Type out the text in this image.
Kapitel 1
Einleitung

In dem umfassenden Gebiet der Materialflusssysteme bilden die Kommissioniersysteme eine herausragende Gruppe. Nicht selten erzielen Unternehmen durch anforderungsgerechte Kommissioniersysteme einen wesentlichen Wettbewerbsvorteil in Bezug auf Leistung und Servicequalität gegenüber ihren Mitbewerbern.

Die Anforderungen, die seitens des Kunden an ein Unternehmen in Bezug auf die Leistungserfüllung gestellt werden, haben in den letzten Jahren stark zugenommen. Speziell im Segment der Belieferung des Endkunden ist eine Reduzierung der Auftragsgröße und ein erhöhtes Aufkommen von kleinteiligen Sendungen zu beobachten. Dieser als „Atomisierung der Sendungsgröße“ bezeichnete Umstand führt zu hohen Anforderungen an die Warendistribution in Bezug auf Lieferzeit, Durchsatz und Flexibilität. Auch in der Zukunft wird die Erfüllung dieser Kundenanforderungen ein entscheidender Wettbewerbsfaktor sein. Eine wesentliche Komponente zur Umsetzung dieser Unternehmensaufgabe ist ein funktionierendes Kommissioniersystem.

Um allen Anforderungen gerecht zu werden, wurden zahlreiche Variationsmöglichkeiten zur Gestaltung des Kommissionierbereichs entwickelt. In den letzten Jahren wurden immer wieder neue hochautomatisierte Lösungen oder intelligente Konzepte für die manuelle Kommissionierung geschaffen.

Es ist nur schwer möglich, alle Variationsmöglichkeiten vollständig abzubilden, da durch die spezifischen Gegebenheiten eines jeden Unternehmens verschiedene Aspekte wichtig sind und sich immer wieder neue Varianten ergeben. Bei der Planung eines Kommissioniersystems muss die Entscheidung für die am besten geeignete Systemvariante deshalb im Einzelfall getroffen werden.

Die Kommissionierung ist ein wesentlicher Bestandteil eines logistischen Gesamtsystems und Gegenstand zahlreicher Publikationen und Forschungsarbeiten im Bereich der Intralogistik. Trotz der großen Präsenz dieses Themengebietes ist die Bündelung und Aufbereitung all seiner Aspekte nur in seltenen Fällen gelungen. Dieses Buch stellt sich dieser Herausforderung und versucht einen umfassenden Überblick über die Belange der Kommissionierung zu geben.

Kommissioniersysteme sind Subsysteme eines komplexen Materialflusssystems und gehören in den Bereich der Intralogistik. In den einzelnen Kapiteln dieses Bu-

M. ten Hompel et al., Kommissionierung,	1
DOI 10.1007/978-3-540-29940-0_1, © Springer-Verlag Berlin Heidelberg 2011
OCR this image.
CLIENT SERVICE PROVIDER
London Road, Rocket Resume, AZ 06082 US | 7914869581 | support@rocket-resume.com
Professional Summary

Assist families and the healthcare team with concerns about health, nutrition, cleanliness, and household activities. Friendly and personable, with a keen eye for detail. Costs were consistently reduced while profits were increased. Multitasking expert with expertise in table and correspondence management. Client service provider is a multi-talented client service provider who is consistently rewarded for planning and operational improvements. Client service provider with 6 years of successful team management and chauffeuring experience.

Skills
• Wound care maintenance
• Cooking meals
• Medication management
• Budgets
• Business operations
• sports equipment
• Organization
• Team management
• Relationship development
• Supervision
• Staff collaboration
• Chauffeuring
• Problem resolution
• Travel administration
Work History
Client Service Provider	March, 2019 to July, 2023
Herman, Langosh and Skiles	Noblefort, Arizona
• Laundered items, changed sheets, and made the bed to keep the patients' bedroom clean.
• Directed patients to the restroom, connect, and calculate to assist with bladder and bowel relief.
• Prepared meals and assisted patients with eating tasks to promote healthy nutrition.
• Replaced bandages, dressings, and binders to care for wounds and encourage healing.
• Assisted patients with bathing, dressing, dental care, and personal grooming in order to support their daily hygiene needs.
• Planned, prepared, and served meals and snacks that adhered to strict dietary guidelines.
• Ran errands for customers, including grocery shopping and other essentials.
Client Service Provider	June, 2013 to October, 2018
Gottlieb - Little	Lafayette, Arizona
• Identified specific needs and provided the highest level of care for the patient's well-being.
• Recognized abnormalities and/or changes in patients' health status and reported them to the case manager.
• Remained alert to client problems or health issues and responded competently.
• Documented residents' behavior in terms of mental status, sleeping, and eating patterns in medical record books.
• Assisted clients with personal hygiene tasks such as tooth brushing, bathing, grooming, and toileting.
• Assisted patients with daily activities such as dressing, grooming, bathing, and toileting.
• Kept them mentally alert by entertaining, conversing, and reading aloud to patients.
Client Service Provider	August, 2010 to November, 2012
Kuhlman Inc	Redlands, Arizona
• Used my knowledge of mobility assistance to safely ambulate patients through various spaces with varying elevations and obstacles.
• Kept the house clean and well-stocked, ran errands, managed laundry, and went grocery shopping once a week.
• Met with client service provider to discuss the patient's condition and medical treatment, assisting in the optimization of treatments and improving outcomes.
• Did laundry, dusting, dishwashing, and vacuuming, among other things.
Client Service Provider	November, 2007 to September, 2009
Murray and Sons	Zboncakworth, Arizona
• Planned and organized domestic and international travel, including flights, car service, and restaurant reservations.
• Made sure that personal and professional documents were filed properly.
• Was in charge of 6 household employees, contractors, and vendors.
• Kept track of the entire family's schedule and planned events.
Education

• • •

**YOUR GOAL:** Write the data out again, verbatim.

**RESPONSE AREA:**
Type out the text in this image.
Kapitel 1
Einleitung

In dem umfassenden Gebiet der Materialflusssysteme bilden die Kommissioniersysteme eine herausragende Gruppe. Nicht selten erzielen Unternehmen durch anforderungsgerechte Kommissioniersysteme einen wesentlichen Wettbewerbsvorteil in Bezug auf Leistung und Servicequalität gegenüber ihren Mitbewerbern.

Die Anforderungen, die seitens des Kunden an ein Unternehmen in Bezug auf die Leistungserfüllung gestellt werden, haben in den letzten Jahren stark zugenommen. Speziell im Segment der Belieferung des Endkunden ist eine Reduzierung der Auftragsgröße und ein erhöhtes Aufkommen von kleinteiligen Sendungen zu beobachten. Dieser als „Atomisierung der Sendungsgröße“ bezeichnete Umstand führt zu hohen Anforderungen an die Warendistribution in Bezug auf Lieferzeit, Durchsatz und Flexibilität. Auch in der Zukunft wird die Erfüllung dieser Kundenanforderungen ein entscheidender Wettbewerbsfaktor sein. Eine wesentliche Komponente zur Umsetzung dieser Unternehmensaufgabe ist ein funktionierendes Kommissioniersystem.

Um allen Anforderungen gerecht zu werden, wurden zahlreiche Variationsmöglichkeiten zur Gestaltung des Kommissionierbereichs entwickelt. In den letzten Jahren wurden immer wieder neue hochautomatisierte Lösungen oder intelligente Konzepte für die manuelle Kommissionierung geschaffen.

Es ist nur schwer möglich, alle Variationsmöglichkeiten vollständig abzubilden, da durch die spezifischen Gegebenheiten eines jeden Unternehmens verschiedene Aspekte wichtig sind und sich immer wieder neue Varianten ergeben. Bei der Planung eines Kommissioniersystems muss die Entscheidung für die am besten geeignete Systemvariante deshalb im Einzelfall getroffen werden.

Die Kommissionierung ist ein wesentlicher Bestandteil eines logistischen Gesamtsystems und Gegenstand zahlreicher Publikationen und Forschungsarbeiten im Bereich der Intralogistik. Trotz der großen Präsenz dieses Themengebietes ist die Bündelung und Aufbereitung all seiner Aspekte nur in seltenen Fällen gelungen. Dieses Buch stellt sich dieser Herausforderung und versucht einen umfassenden Überblick über die Belange der Kommissionierung zu geben.

Kommissioniersysteme sind Subsysteme eines komplexen Materialflusssystems und gehören in den Bereich der Intralogistik. In den einzelnen Kapiteln dieses Bu-

M. ten Hompel et al., Kommissionierung,	1
DOI 10.1007/978-3-540-29940-0_1, © Springer-Verlag Berlin Heidelberg 2011
OCR this image.
CLIENT SERVICE PROVIDER
London Road, Rocket Resume, AZ 06082 US | 7914869581 | support@rocket-resume.com
Professional Summary

Assist families and the healthcare team with concerns about health, nutrition, cleanliness, and household activities. Friendly and personable, with a keen eye for detail. Costs were consistently reduced while profits were increased. Multitasking expert with expertise in table and correspondence management. Client service provider is a multi-talented client service provider who is consistently rewarded for planning and operational improvements. Client service provider with 6 years of successful team management and chauffeuring experience.

Skills
• Wound care maintenance
• Cooking meals
• Medication management
• Budgets
• Business operations
• sports equipment
• Organization
• Team management
• Relationship development
• Supervision
• Staff collaboration
• Chauffeuring
• Problem resolution
• Travel administration
Work History
Client Service Provider	March, 2019 to July, 2023
Herman, Langosh and Skiles	Noblefort, Arizona
• Laundered items, changed sheets, and made the bed to keep the patients' bedroom clean.
• Directed patients to the restroom, connect, and calculate to assist with bladder and bowel relief.
• Prepared meals and assisted patients with eating tasks to promote healthy nutrition.
• Replaced bandages, dressings, and binders to care for wounds and encourage healing.
• Assisted patients with bathing, dressing, dental care, and personal grooming in order to support their daily hygiene needs.
• Planned, prepared, and served meals and snacks that adhered to strict dietary guidelines.
• Ran errands for customers, including grocery shopping and other essentials.
Client Service Provider	June, 2013 to October, 2018
Gottlieb - Little	Lafayette, Arizona
• Identified specific needs and provided the highest level of care for the patient's well-being.
• Recognized abnormalities and/or changes in patients' health status and reported them to the case manager.
• Remained alert to client problems or health issues and responded competently.
• Documented residents' behavior in terms of mental status, sleeping, and eating patterns in medical record books.
• Assisted clients with personal hygiene tasks such as tooth brushing, bathing, grooming, and toileting.
• Assisted patients with daily activities such as dressing, grooming, bathing, and toileting.
• Kept them mentally alert by entertaining, conversing, and reading aloud to patients.
Client Service Provider	August, 2010 to November, 2012
Kuhlman Inc	Redlands, Arizona
• Used my knowledge of mobility assistance to safely ambulate patients through various spaces with varying elevations and obstacles.
• Kept the house clean and well-stocked, ran errands, managed laundry, and went grocery shopping once a week.
• Met with client service provider to discuss the patient's condition and medical treatment, assisting in the optimization of treatments and improving outcomes.
• Did laundry, dusting, dishwashing, and vacuuming, among other things.
Client Service Provider	November, 2007 to September, 2009
Murray and Sons	Zboncakworth, Arizona
• Planned and organized domestic and international travel, including flights, car service, and restaurant reservations.
• Made sure that personal and professional documents were filed properly.
• Was in charge of 6 household employees, contractors, and vendors.
• Kept track of the entire family's schedule and planned events.
Education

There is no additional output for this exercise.